──────── Provided records ────────

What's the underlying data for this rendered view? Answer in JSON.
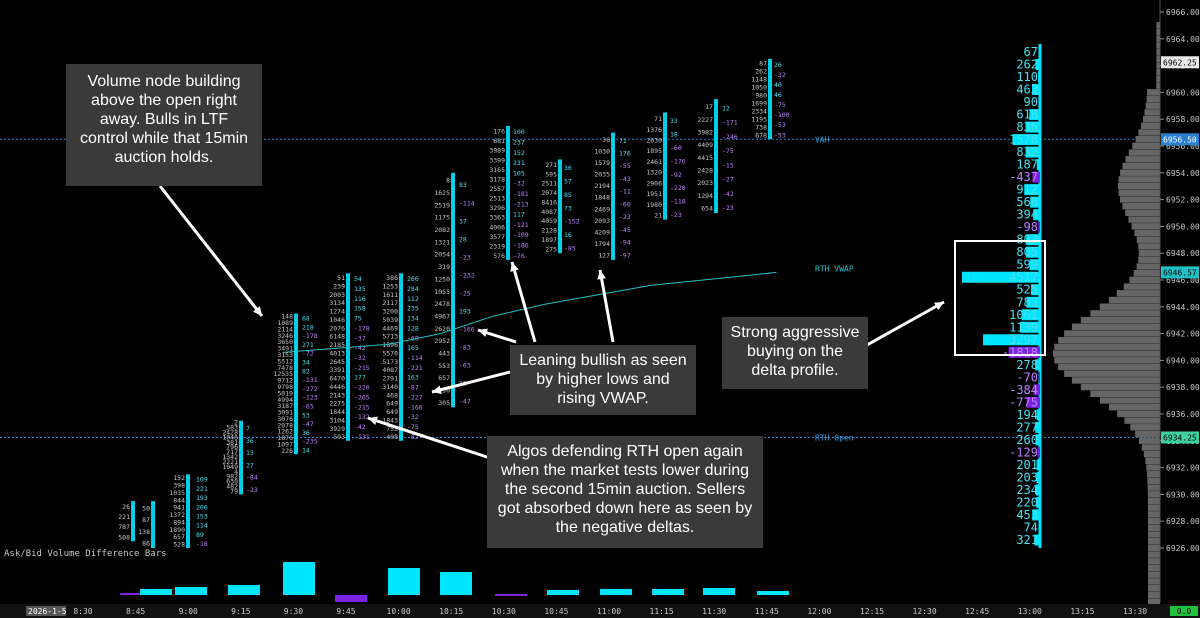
{
  "chart_data": {
    "type": "footprint",
    "instrument_date": "2026-1-5",
    "y_range": [
      6922,
      6966
    ],
    "y_ticks": [
      6926,
      6928,
      6930,
      6932,
      6934,
      6936,
      6938,
      6940,
      6942,
      6944,
      6946,
      6948,
      6950,
      6952,
      6954,
      6956,
      6958,
      6960,
      6962,
      6964,
      6966
    ],
    "x_ticks": [
      "8:30",
      "8:45",
      "9:00",
      "9:15",
      "9:30",
      "9:45",
      "10:00",
      "10:15",
      "10:30",
      "10:45",
      "11:00",
      "11:15",
      "11:30",
      "11:45",
      "12:00",
      "12:15",
      "12:30",
      "12:45",
      "13:00",
      "13:15",
      "13:30"
    ],
    "levels": {
      "vah": {
        "label": "VAH",
        "price": 6956.5,
        "tag": "6956.50"
      },
      "rth_vwap": {
        "label": "RTH VWAP",
        "price": 6946.57,
        "tag": "6946.57"
      },
      "rth_open": {
        "label": "RTH Open",
        "price": 6934.25,
        "tag": "6934.25"
      },
      "last": {
        "price": 6962.25,
        "tag": "6962.25"
      }
    },
    "vwap_points": [
      [
        9.5,
        6940.6
      ],
      [
        9.75,
        6940.9
      ],
      [
        10.0,
        6941.2
      ],
      [
        10.25,
        6942.0
      ],
      [
        10.5,
        6943.3
      ],
      [
        10.75,
        6944.2
      ],
      [
        11.0,
        6944.9
      ],
      [
        11.25,
        6945.6
      ],
      [
        11.5,
        6946.0
      ],
      [
        11.75,
        6946.4
      ],
      [
        11.85,
        6946.57
      ]
    ],
    "bars": [
      {
        "t": "8:30",
        "low": 6926.5,
        "high": 6929.5,
        "cells": [
          "26",
          "221",
          "787",
          "508"
        ]
      },
      {
        "t": "8:45",
        "low": 6926.0,
        "high": 6929.5,
        "cells": [
          "50",
          "87",
          "138",
          "86"
        ]
      },
      {
        "t": "9:00",
        "low": 6926.0,
        "high": 6931.5,
        "cells": [
          "152",
          "398",
          "1035",
          "844",
          "941",
          "1372",
          "894",
          "1890",
          "657",
          "528"
        ]
      },
      {
        "t": "9:00b",
        "low": 6926.0,
        "high": 6931.5,
        "cells": [
          "109",
          "221",
          "193",
          "206",
          "153",
          "114",
          "89",
          "-18"
        ]
      },
      {
        "t": "9:15",
        "low": 6930.0,
        "high": 6935.5,
        "cells": [
          "2",
          "583",
          "2428",
          "1046",
          "381",
          "796",
          "717",
          "1342",
          "2221",
          "1049",
          "4",
          "982",
          "630",
          "482",
          "79"
        ]
      },
      {
        "t": "9:15b",
        "low": 6930.0,
        "high": 6935.5,
        "cells": [
          "7",
          "36",
          "13",
          "27",
          "-84",
          "-23"
        ]
      },
      {
        "t": "9:30",
        "low": 6933.0,
        "high": 6943.5,
        "cells": [
          "148",
          "1089",
          "2114",
          "3246",
          "3650",
          "3491",
          "3153",
          "5512",
          "7478",
          "12535",
          "9712",
          "9798",
          "5019",
          "4994",
          "3187",
          "3091",
          "3076",
          "2078",
          "1262",
          "1876",
          "1097",
          "226"
        ]
      },
      {
        "t": "9:30b",
        "low": 6933.0,
        "high": 6943.5,
        "cells": [
          "68",
          "218",
          "-178",
          "271",
          "-72",
          "34",
          "82",
          "-131",
          "-272",
          "-123",
          "-65",
          "53",
          "-47",
          "36",
          "-235",
          "14"
        ]
      },
      {
        "t": "9:45",
        "low": 6934.0,
        "high": 6946.5,
        "cells": [
          "51",
          "239",
          "2003",
          "3134",
          "1274",
          "1046",
          "2076",
          "6148",
          "2185",
          "4013",
          "2645",
          "3391",
          "6470",
          "4446",
          "2143",
          "2275",
          "1844",
          "3104",
          "3929",
          "593"
        ]
      },
      {
        "t": "9:45b",
        "low": 6934.0,
        "high": 6946.5,
        "cells": [
          "54",
          "135",
          "116",
          "158",
          "75",
          "-178",
          "-37",
          "-42",
          "-32",
          "-215",
          "177",
          "-220",
          "-265",
          "-215",
          "-132",
          "-42",
          "-131"
        ]
      },
      {
        "t": "10:00",
        "low": 6934.0,
        "high": 6946.5,
        "cells": [
          "386",
          "1253",
          "1611",
          "2117",
          "3200",
          "5039",
          "4469",
          "5713",
          "1896",
          "5570",
          "5173",
          "4087",
          "2791",
          "3140",
          "468",
          "649",
          "649",
          "1843",
          "752",
          "408"
        ]
      },
      {
        "t": "10:00b",
        "low": 6934.0,
        "high": 6946.5,
        "cells": [
          "266",
          "284",
          "112",
          "235",
          "134",
          "128",
          "-68",
          "165",
          "-114",
          "-221",
          "163",
          "-87",
          "-227",
          "-166",
          "-32",
          "-75",
          "-82"
        ]
      },
      {
        "t": "10:15",
        "low": 6936.5,
        "high": 6954.0,
        "cells": [
          "8",
          "1625",
          "2519",
          "1175",
          "2082",
          "1321",
          "2054",
          "319",
          "1250",
          "1055",
          "2478",
          "4967",
          "2620",
          "2952",
          "443",
          "553",
          "657",
          "730",
          "305"
        ]
      },
      {
        "t": "10:15b",
        "low": 6936.5,
        "high": 6954.0,
        "cells": [
          "83",
          "-114",
          "37",
          "28",
          "-23",
          "-232",
          "-25",
          "193",
          "-166",
          "-83",
          "-63",
          "18",
          "-47"
        ]
      },
      {
        "t": "10:30",
        "low": 6947.5,
        "high": 6957.5,
        "cells": [
          "176",
          "681",
          "3989",
          "3399",
          "3165",
          "3178",
          "2557",
          "2513",
          "3296",
          "3363",
          "4006",
          "3577",
          "2319",
          "576"
        ]
      },
      {
        "t": "10:30b",
        "low": 6947.5,
        "high": 6957.5,
        "cells": [
          "100",
          "237",
          "152",
          "231",
          "105",
          "-32",
          "-181",
          "-213",
          "117",
          "-121",
          "-109",
          "-186",
          "-76"
        ]
      },
      {
        "t": "10:45",
        "low": 6948.0,
        "high": 6955.0,
        "cells": [
          "271",
          "595",
          "2511",
          "2074",
          "8416",
          "4087",
          "4059",
          "2128",
          "1897",
          "275"
        ]
      },
      {
        "t": "10:45b",
        "low": 6948.0,
        "high": 6955.0,
        "cells": [
          "36",
          "57",
          "85",
          "73",
          "-152",
          "16",
          "-85"
        ]
      },
      {
        "t": "11:00",
        "low": 6947.5,
        "high": 6957.0,
        "cells": [
          "36",
          "1030",
          "1579",
          "2035",
          "2194",
          "1848",
          "2469",
          "2093",
          "4209",
          "1794",
          "127"
        ]
      },
      {
        "t": "11:00b",
        "low": 6947.5,
        "high": 6957.0,
        "cells": [
          "71",
          "176",
          "-55",
          "-43",
          "-11",
          "-60",
          "-23",
          "-45",
          "-94",
          "-97"
        ]
      },
      {
        "t": "11:15",
        "low": 6950.5,
        "high": 6958.5,
        "cells": [
          "71",
          "1376",
          "2630",
          "1895",
          "2461",
          "1320",
          "2906",
          "1951",
          "1980",
          "21"
        ]
      },
      {
        "t": "11:15b",
        "low": 6950.5,
        "high": 6958.5,
        "cells": [
          "33",
          "18",
          "-60",
          "-176",
          "-92",
          "-220",
          "-118",
          "-23"
        ]
      },
      {
        "t": "11:30",
        "low": 6951.0,
        "high": 6959.5,
        "cells": [
          "17",
          "2227",
          "3982",
          "4409",
          "4415",
          "2428",
          "2023",
          "1294",
          "654"
        ]
      },
      {
        "t": "11:30b",
        "low": 6951.0,
        "high": 6959.5,
        "cells": [
          "12",
          "-171",
          "-246",
          "-75",
          "-15",
          "-27",
          "-42",
          "-23"
        ]
      },
      {
        "t": "11:45",
        "low": 6956.5,
        "high": 6962.5,
        "cells": [
          "87",
          "262",
          "1148",
          "1050",
          "980",
          "1699",
          "2334",
          "1195",
          "738",
          "678"
        ]
      },
      {
        "t": "11:45b",
        "low": 6956.5,
        "high": 6962.5,
        "cells": [
          "26",
          "-32",
          "40",
          "46",
          "-75",
          "-100",
          "-53",
          "-53"
        ]
      }
    ],
    "delta_profile": [
      {
        "price": 6964.5,
        "v": "67"
      },
      {
        "price": 6963.0,
        "v": "262"
      },
      {
        "price": 6961.5,
        "v": "110"
      },
      {
        "price": 6960.0,
        "v": "463"
      },
      {
        "price": 6958.5,
        "v": "90"
      },
      {
        "price": 6957.0,
        "v": "618"
      },
      {
        "price": 6955.5,
        "v": "836"
      },
      {
        "price": 6954.0,
        "v": "1578"
      },
      {
        "price": 6952.5,
        "v": "832"
      },
      {
        "price": 6951.0,
        "v": "187"
      },
      {
        "price": 6949.5,
        "v": "-437"
      },
      {
        "price": 6948.0,
        "v": "912"
      },
      {
        "price": 6946.5,
        "v": "568"
      },
      {
        "price": 6945.0,
        "v": "394"
      },
      {
        "price": 6943.5,
        "v": "-98"
      },
      {
        "price": 6942.0,
        "v": "802"
      },
      {
        "price": 6940.5,
        "v": "805"
      },
      {
        "price": 6939.0,
        "v": "599"
      },
      {
        "price": 6937.5,
        "v": "4517"
      },
      {
        "price": 6936.0,
        "v": "525"
      },
      {
        "price": 6934.5,
        "v": "783"
      },
      {
        "price": 6933.0,
        "v": "1061"
      },
      {
        "price": 6931.5,
        "v": "1139"
      },
      {
        "price": 6930.0,
        "v": "3297"
      },
      {
        "price": 6928.5,
        "v": "-1818"
      },
      {
        "price": 6927.0,
        "v": "278"
      },
      {
        "price": 6925.5,
        "v": "-70"
      },
      {
        "price": 6924.0,
        "v": "-384"
      },
      {
        "price": 6922.5,
        "v": "-775"
      },
      {
        "price": 6921.0,
        "v": "194"
      },
      {
        "price": 6919.5,
        "v": "277"
      },
      {
        "price": 6918.0,
        "v": "260"
      },
      {
        "price": 6916.5,
        "v": "-129"
      },
      {
        "price": 6915.0,
        "v": "201"
      },
      {
        "price": 6913.5,
        "v": "203"
      },
      {
        "price": 6912.0,
        "v": "234"
      },
      {
        "price": 6910.5,
        "v": "220"
      },
      {
        "price": 6909.0,
        "v": "453"
      },
      {
        "price": 6907.5,
        "v": "74"
      },
      {
        "price": 6906.0,
        "v": "321"
      }
    ],
    "volume_profile_peak_price": 6940.5,
    "volume_bars_title": "Ask/Bid Volume Difference Bars",
    "volume_bars_axis_tick": "4000",
    "volume_bars": [
      {
        "t": "8:30",
        "v": 200,
        "c": "#7a22e0"
      },
      {
        "t": "8:45",
        "v": 600,
        "c": "#00e5ff"
      },
      {
        "t": "9:00",
        "v": 800,
        "c": "#00e5ff"
      },
      {
        "t": "9:15",
        "v": 1000,
        "c": "#00e5ff"
      },
      {
        "t": "9:30",
        "v": 3300,
        "c": "#00e5ff"
      },
      {
        "t": "9:45",
        "v": -700,
        "c": "#7a22e0"
      },
      {
        "t": "10:00",
        "v": 2700,
        "c": "#00e5ff"
      },
      {
        "t": "10:15",
        "v": 2300,
        "c": "#00e5ff"
      },
      {
        "t": "10:30",
        "v": 100,
        "c": "#7a22e0"
      },
      {
        "t": "10:45",
        "v": 500,
        "c": "#00e5ff"
      },
      {
        "t": "11:00",
        "v": 600,
        "c": "#00e5ff"
      },
      {
        "t": "11:15",
        "v": 600,
        "c": "#00e5ff"
      },
      {
        "t": "11:30",
        "v": 700,
        "c": "#00e5ff"
      },
      {
        "t": "11:45",
        "v": 400,
        "c": "#00e5ff"
      }
    ],
    "right_bottom_tag": "0.0"
  },
  "annotations": {
    "node_note": "Volume node building above the open right away. Bulls in LTF control while that 15min auction holds.",
    "leaning_note": "Leaning bullish as seen by higher lows and rising VWAP.",
    "algos_note": "Algos defending RTH open again when the market tests lower during the second 15min auction. Sellers got absorbed down here as seen by the negative deltas.",
    "delta_note": "Strong aggressive buying on the delta profile."
  },
  "colors": {
    "ask": "#00e5ff",
    "bid": "#7a22e0",
    "profile": "#666666",
    "vwap": "#20c0c8",
    "level": "#2b7fd0",
    "text": "#c8c8c8"
  }
}
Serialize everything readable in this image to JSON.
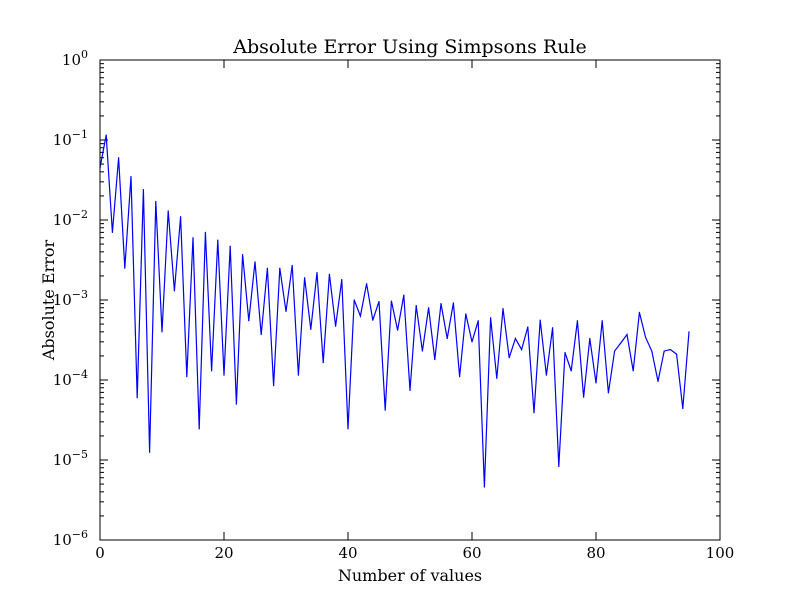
{
  "chart_data": {
    "type": "line",
    "title": "Absolute Error Using Simpsons Rule",
    "xlabel": "Number of values",
    "ylabel": "Absolute Error",
    "xlim": [
      0,
      100
    ],
    "ylim": [
      1e-06,
      1
    ],
    "yscale": "log",
    "grid": false,
    "legend": "none",
    "x_ticks": [
      0,
      20,
      40,
      60,
      80,
      100
    ],
    "y_ticks": [
      {
        "value": 1,
        "base": "10",
        "exp": "0"
      },
      {
        "value": 0.1,
        "base": "10",
        "exp": "−1"
      },
      {
        "value": 0.01,
        "base": "10",
        "exp": "−2"
      },
      {
        "value": 0.001,
        "base": "10",
        "exp": "−3"
      },
      {
        "value": 0.0001,
        "base": "10",
        "exp": "−4"
      },
      {
        "value": 1e-05,
        "base": "10",
        "exp": "−5"
      },
      {
        "value": 1e-06,
        "base": "10",
        "exp": "−6"
      }
    ],
    "series": [
      {
        "color": "#0000ff",
        "x": [
          0,
          1,
          2,
          3,
          4,
          5,
          6,
          7,
          8,
          9,
          10,
          11,
          12,
          13,
          14,
          15,
          16,
          17,
          18,
          19,
          20,
          21,
          22,
          23,
          24,
          25,
          26,
          27,
          28,
          29,
          30,
          31,
          32,
          33,
          34,
          35,
          36,
          37,
          38,
          39,
          40,
          41,
          42,
          43,
          44,
          45,
          46,
          47,
          48,
          49,
          50,
          51,
          52,
          53,
          54,
          55,
          56,
          57,
          58,
          59,
          60,
          61,
          62,
          63,
          64,
          65,
          66,
          67,
          68,
          69,
          70,
          71,
          72,
          73,
          74,
          75,
          76,
          77,
          78,
          79,
          80,
          81,
          82,
          83,
          84,
          85,
          86,
          87,
          88,
          89,
          90,
          91,
          92,
          93,
          94,
          95
        ],
        "y": [
          0.045,
          0.115,
          0.007,
          0.06,
          0.0025,
          0.035,
          6e-05,
          0.024,
          1.25e-05,
          0.017,
          0.0004,
          0.013,
          0.0013,
          0.011,
          0.00011,
          0.006,
          2.45e-05,
          0.007,
          0.00013,
          0.0056,
          0.000115,
          0.0047,
          5e-05,
          0.0037,
          0.00055,
          0.003,
          0.00037,
          0.0025,
          8.5e-05,
          0.0025,
          0.00072,
          0.0027,
          0.000115,
          0.0019,
          0.00043,
          0.0022,
          0.000165,
          0.0021,
          0.00047,
          0.0018,
          2.45e-05,
          0.001,
          0.00063,
          0.0016,
          0.00056,
          0.00096,
          4.2e-05,
          0.00097,
          0.00042,
          0.00115,
          7.4e-05,
          0.00085,
          0.00023,
          0.0008,
          0.00018,
          0.0009,
          0.00033,
          0.00092,
          0.00011,
          0.00067,
          0.0003,
          0.00055,
          4.6e-06,
          0.0006,
          0.000105,
          0.00078,
          0.00019,
          0.00033,
          0.00024,
          0.00046,
          3.9e-05,
          0.00056,
          0.000115,
          0.00045,
          8.3e-06,
          0.00022,
          0.00013,
          0.00055,
          6.1e-05,
          0.00033,
          9.2e-05,
          0.00055,
          6.9e-05,
          0.00023,
          0.00029,
          0.00037,
          0.00013,
          0.0007,
          0.00034,
          0.00023,
          9.6e-05,
          0.00023,
          0.00024,
          0.00021,
          4.4e-05,
          0.0004
        ]
      }
    ]
  }
}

────────

**Exercise brief:**
Look through the entries above and report each line where the string "this" occurs.

**Solution:**
What's the underlying data for this rendered view? Answer in JSON.
Serialize everything readable in this image to JSON.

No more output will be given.